Lines of data:

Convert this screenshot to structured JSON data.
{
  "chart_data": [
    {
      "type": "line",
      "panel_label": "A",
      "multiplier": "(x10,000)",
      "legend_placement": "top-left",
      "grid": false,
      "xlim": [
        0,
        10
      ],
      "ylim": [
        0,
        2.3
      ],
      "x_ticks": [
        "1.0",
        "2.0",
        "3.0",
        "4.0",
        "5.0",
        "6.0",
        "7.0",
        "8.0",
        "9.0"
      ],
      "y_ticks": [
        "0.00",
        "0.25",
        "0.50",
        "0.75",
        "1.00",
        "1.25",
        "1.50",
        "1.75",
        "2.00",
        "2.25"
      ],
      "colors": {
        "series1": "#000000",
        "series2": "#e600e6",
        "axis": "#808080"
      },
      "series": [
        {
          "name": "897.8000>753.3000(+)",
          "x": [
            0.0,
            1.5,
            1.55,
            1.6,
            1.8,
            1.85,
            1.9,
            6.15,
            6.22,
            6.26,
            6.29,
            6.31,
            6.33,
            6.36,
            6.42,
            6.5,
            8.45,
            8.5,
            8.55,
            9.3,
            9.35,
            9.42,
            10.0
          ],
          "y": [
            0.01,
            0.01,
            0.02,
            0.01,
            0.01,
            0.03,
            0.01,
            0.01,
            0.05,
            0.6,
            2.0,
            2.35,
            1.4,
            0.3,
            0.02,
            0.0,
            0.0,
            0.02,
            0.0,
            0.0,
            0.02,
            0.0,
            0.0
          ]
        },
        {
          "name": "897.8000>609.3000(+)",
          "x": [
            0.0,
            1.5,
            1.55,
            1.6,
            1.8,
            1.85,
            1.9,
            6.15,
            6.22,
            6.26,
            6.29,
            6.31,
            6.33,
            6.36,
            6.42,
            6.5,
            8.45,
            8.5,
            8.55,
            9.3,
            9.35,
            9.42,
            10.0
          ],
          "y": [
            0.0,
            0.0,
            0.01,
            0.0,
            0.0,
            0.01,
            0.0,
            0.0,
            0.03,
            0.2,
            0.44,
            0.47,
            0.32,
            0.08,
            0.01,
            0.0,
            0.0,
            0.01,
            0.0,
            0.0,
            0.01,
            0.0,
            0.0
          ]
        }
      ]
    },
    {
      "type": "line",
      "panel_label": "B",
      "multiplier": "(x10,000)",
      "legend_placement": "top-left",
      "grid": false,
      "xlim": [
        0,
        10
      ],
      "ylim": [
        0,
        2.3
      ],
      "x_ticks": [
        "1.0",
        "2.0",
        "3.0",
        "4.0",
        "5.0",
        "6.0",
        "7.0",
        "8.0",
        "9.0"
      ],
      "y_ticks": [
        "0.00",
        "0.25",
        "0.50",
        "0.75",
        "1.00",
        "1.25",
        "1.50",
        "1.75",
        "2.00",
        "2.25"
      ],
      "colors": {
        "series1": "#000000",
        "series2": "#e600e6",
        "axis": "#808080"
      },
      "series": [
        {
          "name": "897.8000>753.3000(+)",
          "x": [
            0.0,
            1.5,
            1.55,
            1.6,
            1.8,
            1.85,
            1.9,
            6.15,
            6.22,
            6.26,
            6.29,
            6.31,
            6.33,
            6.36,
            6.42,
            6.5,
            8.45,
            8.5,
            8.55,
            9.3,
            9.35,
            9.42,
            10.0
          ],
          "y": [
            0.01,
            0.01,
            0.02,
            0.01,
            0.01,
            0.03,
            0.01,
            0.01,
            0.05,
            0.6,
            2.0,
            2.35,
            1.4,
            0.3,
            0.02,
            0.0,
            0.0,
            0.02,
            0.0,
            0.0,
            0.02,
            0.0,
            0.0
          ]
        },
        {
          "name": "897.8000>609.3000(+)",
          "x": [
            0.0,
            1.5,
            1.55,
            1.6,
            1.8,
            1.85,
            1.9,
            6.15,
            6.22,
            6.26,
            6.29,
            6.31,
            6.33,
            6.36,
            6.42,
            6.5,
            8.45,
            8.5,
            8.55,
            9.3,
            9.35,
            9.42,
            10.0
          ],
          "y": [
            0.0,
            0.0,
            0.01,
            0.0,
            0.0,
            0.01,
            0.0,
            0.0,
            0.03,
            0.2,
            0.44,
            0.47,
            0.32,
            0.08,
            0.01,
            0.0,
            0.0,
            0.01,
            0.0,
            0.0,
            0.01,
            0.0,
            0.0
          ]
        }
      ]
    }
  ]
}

Task instructions » Return the listing above word for word.

Worked solution »
Convert this screenshot to structured JSON data.
{
  "chart_data": [
    {
      "type": "line",
      "panel_label": "A",
      "multiplier": "(x10,000)",
      "legend_placement": "top-left",
      "grid": false,
      "xlim": [
        0,
        10
      ],
      "ylim": [
        0,
        2.3
      ],
      "x_ticks": [
        "1.0",
        "2.0",
        "3.0",
        "4.0",
        "5.0",
        "6.0",
        "7.0",
        "8.0",
        "9.0"
      ],
      "y_ticks": [
        "0.00",
        "0.25",
        "0.50",
        "0.75",
        "1.00",
        "1.25",
        "1.50",
        "1.75",
        "2.00",
        "2.25"
      ],
      "colors": {
        "series1": "#000000",
        "series2": "#e600e6",
        "axis": "#808080"
      },
      "series": [
        {
          "name": "897.8000>753.3000(+)",
          "x": [
            0.0,
            1.5,
            1.55,
            1.6,
            1.8,
            1.85,
            1.9,
            6.15,
            6.22,
            6.26,
            6.29,
            6.31,
            6.33,
            6.36,
            6.42,
            6.5,
            8.45,
            8.5,
            8.55,
            9.3,
            9.35,
            9.42,
            10.0
          ],
          "y": [
            0.01,
            0.01,
            0.02,
            0.01,
            0.01,
            0.03,
            0.01,
            0.01,
            0.05,
            0.6,
            2.0,
            2.35,
            1.4,
            0.3,
            0.02,
            0.0,
            0.0,
            0.02,
            0.0,
            0.0,
            0.02,
            0.0,
            0.0
          ]
        },
        {
          "name": "897.8000>609.3000(+)",
          "x": [
            0.0,
            1.5,
            1.55,
            1.6,
            1.8,
            1.85,
            1.9,
            6.15,
            6.22,
            6.26,
            6.29,
            6.31,
            6.33,
            6.36,
            6.42,
            6.5,
            8.45,
            8.5,
            8.55,
            9.3,
            9.35,
            9.42,
            10.0
          ],
          "y": [
            0.0,
            0.0,
            0.01,
            0.0,
            0.0,
            0.01,
            0.0,
            0.0,
            0.03,
            0.2,
            0.44,
            0.47,
            0.32,
            0.08,
            0.01,
            0.0,
            0.0,
            0.01,
            0.0,
            0.0,
            0.01,
            0.0,
            0.0
          ]
        }
      ]
    },
    {
      "type": "line",
      "panel_label": "B",
      "multiplier": "(x10,000)",
      "legend_placement": "top-left",
      "grid": false,
      "xlim": [
        0,
        10
      ],
      "ylim": [
        0,
        2.3
      ],
      "x_ticks": [
        "1.0",
        "2.0",
        "3.0",
        "4.0",
        "5.0",
        "6.0",
        "7.0",
        "8.0",
        "9.0"
      ],
      "y_ticks": [
        "0.00",
        "0.25",
        "0.50",
        "0.75",
        "1.00",
        "1.25",
        "1.50",
        "1.75",
        "2.00",
        "2.25"
      ],
      "colors": {
        "series1": "#000000",
        "series2": "#e600e6",
        "axis": "#808080"
      },
      "series": [
        {
          "name": "897.8000>753.3000(+)",
          "x": [
            0.0,
            1.5,
            1.55,
            1.6,
            1.8,
            1.85,
            1.9,
            6.15,
            6.22,
            6.26,
            6.29,
            6.31,
            6.33,
            6.36,
            6.42,
            6.5,
            8.45,
            8.5,
            8.55,
            9.3,
            9.35,
            9.42,
            10.0
          ],
          "y": [
            0.01,
            0.01,
            0.02,
            0.01,
            0.01,
            0.03,
            0.01,
            0.01,
            0.05,
            0.6,
            2.0,
            2.35,
            1.4,
            0.3,
            0.02,
            0.0,
            0.0,
            0.02,
            0.0,
            0.0,
            0.02,
            0.0,
            0.0
          ]
        },
        {
          "name": "897.8000>609.3000(+)",
          "x": [
            0.0,
            1.5,
            1.55,
            1.6,
            1.8,
            1.85,
            1.9,
            6.15,
            6.22,
            6.26,
            6.29,
            6.31,
            6.33,
            6.36,
            6.42,
            6.5,
            8.45,
            8.5,
            8.55,
            9.3,
            9.35,
            9.42,
            10.0
          ],
          "y": [
            0.0,
            0.0,
            0.01,
            0.0,
            0.0,
            0.01,
            0.0,
            0.0,
            0.03,
            0.2,
            0.44,
            0.47,
            0.32,
            0.08,
            0.01,
            0.0,
            0.0,
            0.01,
            0.0,
            0.0,
            0.01,
            0.0,
            0.0
          ]
        }
      ]
    }
  ]
}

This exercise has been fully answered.